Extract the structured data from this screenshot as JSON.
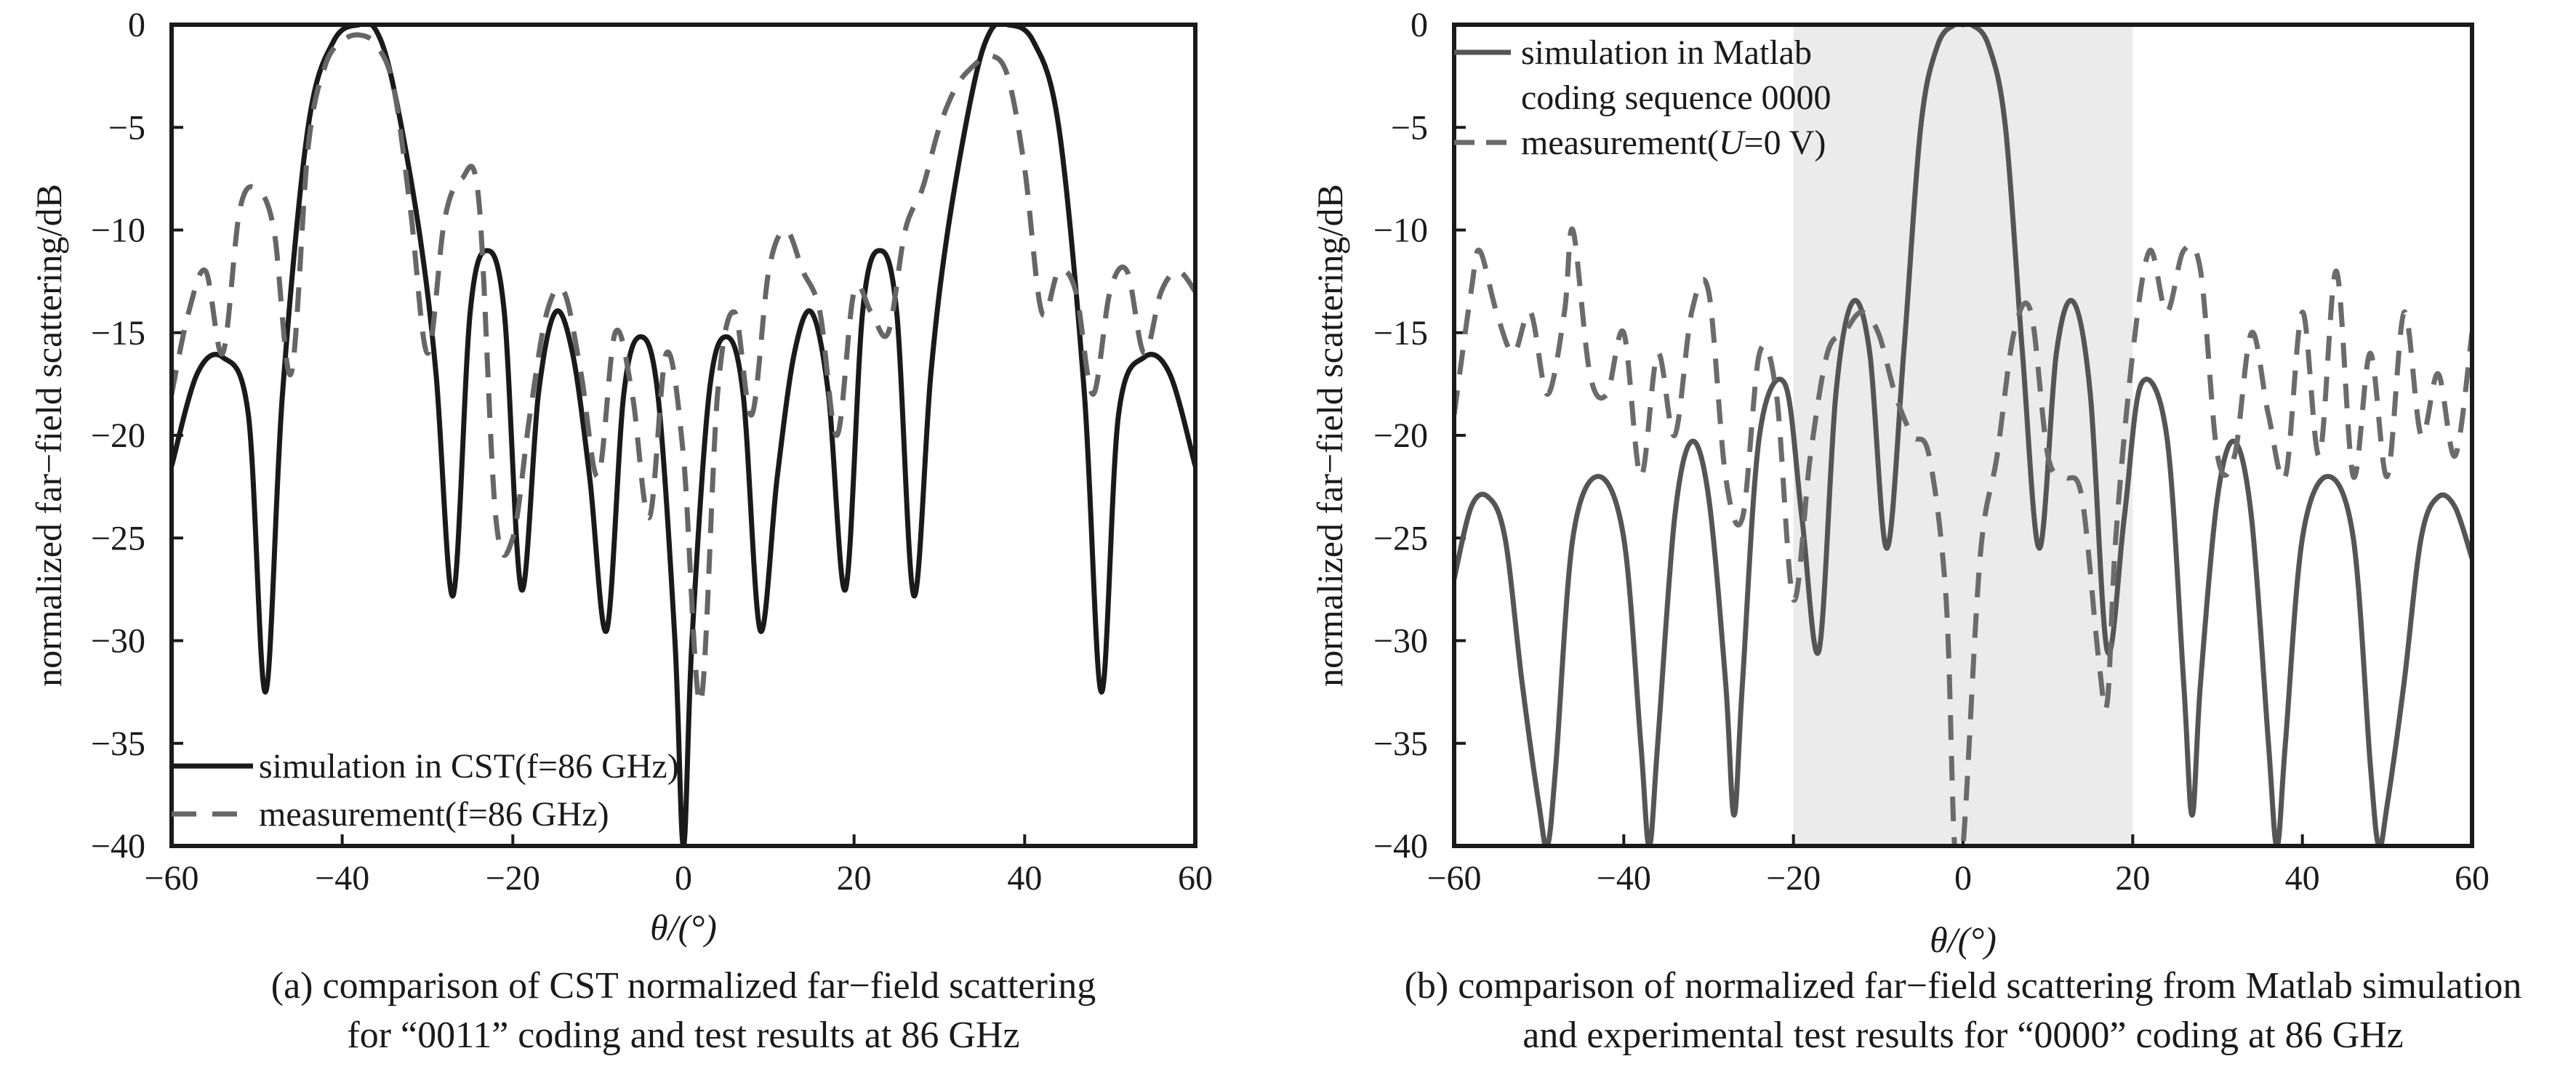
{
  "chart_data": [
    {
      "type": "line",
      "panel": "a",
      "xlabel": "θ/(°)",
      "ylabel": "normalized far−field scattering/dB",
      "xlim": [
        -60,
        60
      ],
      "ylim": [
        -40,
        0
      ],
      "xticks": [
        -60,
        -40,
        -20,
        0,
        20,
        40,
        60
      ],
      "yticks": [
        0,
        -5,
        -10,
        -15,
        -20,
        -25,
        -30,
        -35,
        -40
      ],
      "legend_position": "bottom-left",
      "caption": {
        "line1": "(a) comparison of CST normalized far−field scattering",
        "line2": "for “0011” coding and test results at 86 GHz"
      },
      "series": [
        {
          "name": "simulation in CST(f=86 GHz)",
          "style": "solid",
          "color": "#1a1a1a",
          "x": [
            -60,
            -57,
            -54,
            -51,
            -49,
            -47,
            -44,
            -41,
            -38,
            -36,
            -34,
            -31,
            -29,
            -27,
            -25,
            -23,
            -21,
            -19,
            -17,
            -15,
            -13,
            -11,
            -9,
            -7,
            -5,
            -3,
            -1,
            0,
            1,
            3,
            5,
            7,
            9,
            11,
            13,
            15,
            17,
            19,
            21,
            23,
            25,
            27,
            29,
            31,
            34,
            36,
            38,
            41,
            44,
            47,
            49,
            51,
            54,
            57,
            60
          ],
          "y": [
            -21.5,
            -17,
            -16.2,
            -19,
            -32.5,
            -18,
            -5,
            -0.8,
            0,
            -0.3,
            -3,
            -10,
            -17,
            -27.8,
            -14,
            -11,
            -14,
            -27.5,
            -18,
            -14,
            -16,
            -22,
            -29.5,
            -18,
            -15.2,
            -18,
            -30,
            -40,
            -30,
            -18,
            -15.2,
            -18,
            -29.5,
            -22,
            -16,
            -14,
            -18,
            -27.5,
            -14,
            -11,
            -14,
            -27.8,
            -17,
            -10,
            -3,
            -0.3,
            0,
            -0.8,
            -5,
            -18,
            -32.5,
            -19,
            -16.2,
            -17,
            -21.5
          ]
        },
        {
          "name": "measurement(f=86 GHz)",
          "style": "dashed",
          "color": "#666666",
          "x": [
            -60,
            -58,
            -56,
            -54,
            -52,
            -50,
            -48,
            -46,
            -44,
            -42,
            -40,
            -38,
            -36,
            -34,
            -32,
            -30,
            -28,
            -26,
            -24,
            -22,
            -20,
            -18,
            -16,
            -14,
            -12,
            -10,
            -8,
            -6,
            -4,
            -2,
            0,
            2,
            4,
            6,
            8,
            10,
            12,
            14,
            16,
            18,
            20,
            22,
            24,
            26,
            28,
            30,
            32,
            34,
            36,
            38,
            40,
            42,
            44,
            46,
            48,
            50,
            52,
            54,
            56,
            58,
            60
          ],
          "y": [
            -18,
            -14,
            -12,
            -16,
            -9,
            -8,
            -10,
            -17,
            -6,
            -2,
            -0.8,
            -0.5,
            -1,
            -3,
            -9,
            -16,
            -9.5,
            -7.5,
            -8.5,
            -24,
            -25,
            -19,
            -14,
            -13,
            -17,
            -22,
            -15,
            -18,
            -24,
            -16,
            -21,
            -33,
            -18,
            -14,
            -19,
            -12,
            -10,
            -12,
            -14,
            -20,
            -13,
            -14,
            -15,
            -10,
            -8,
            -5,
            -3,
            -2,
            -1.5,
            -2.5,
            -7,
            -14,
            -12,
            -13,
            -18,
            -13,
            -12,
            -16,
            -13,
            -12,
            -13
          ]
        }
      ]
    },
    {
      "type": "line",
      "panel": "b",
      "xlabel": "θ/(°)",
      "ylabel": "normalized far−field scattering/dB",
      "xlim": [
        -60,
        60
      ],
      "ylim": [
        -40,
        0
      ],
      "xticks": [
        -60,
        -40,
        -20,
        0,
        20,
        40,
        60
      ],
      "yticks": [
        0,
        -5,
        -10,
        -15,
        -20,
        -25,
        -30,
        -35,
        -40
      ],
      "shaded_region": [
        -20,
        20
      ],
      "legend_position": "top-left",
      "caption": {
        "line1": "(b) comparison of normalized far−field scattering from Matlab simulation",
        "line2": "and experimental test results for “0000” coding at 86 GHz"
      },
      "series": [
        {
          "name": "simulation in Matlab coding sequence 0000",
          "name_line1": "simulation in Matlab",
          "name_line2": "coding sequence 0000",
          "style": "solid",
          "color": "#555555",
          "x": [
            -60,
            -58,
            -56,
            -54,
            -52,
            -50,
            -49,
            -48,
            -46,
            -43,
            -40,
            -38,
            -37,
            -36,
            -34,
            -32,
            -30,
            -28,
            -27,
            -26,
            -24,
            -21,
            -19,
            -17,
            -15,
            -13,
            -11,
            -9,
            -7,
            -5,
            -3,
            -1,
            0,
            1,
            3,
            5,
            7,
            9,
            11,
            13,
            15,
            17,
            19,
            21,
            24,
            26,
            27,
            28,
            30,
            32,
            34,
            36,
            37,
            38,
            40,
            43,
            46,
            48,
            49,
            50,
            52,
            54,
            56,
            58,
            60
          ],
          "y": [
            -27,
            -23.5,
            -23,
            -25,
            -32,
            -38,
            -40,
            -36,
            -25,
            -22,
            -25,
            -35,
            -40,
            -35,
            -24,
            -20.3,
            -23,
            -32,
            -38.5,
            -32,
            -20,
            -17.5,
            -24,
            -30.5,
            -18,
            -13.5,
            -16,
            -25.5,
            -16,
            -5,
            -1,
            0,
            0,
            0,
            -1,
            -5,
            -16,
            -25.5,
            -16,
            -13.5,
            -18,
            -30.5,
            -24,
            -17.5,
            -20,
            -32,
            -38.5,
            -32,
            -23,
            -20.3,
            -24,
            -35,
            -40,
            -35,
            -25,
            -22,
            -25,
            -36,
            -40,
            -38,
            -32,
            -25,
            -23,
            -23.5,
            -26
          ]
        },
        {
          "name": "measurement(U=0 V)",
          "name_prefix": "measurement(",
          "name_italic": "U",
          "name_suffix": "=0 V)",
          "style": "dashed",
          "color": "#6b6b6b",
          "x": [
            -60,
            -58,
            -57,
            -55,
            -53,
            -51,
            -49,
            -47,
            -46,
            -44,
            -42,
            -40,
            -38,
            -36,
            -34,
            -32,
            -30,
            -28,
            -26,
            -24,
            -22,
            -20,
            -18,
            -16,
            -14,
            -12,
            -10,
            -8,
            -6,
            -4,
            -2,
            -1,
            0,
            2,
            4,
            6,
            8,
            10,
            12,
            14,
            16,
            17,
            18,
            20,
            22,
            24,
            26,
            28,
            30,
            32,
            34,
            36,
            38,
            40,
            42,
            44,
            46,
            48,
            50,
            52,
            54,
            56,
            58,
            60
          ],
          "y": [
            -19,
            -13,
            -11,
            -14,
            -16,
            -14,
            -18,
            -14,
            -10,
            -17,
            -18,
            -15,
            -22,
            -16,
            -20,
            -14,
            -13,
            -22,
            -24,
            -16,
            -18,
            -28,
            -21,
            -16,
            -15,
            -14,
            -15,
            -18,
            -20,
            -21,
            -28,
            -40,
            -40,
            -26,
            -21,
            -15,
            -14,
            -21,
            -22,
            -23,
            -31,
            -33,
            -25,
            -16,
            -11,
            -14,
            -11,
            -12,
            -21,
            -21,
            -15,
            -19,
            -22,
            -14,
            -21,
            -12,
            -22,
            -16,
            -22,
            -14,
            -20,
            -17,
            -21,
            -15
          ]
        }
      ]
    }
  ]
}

===============

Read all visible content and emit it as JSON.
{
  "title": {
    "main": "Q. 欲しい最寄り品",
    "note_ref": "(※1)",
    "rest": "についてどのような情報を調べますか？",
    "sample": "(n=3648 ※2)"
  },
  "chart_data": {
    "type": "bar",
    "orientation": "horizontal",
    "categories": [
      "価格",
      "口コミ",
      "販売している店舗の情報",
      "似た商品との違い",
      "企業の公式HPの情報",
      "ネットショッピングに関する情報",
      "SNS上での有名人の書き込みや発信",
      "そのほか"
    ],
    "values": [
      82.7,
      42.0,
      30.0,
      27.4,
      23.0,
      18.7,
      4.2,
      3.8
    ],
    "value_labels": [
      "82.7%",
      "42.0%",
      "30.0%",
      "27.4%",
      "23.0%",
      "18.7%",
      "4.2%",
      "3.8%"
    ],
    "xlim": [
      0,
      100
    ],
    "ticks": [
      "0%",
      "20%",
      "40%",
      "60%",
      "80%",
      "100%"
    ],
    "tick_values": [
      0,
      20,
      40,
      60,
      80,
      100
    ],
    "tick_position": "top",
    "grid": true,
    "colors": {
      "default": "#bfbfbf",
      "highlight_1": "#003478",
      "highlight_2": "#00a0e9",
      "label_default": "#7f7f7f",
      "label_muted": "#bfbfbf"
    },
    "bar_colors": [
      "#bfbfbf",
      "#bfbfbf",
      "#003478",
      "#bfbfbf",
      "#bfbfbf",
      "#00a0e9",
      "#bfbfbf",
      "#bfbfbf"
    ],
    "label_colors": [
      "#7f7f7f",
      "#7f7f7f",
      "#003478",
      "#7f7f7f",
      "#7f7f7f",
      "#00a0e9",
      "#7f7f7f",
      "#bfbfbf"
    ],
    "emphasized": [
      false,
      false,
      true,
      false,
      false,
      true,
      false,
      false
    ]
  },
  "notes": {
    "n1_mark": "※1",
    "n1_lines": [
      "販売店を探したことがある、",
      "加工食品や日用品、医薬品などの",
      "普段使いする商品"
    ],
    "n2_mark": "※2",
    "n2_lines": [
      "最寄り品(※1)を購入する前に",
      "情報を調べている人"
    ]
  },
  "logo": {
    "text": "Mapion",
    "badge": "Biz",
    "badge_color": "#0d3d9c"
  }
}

===============

- REQUIREMENT: Copy out every line of the data that includes the word "coding".

- FINISHED ANSWER:
        "line2": "for “0011” coding and test results at 86 GHz"
        "line2": "and experimental test results for “0000” coding at 86 GHz"
          "name": "simulation in Matlab coding sequence 0000",
          "name_line2": "coding sequence 0000",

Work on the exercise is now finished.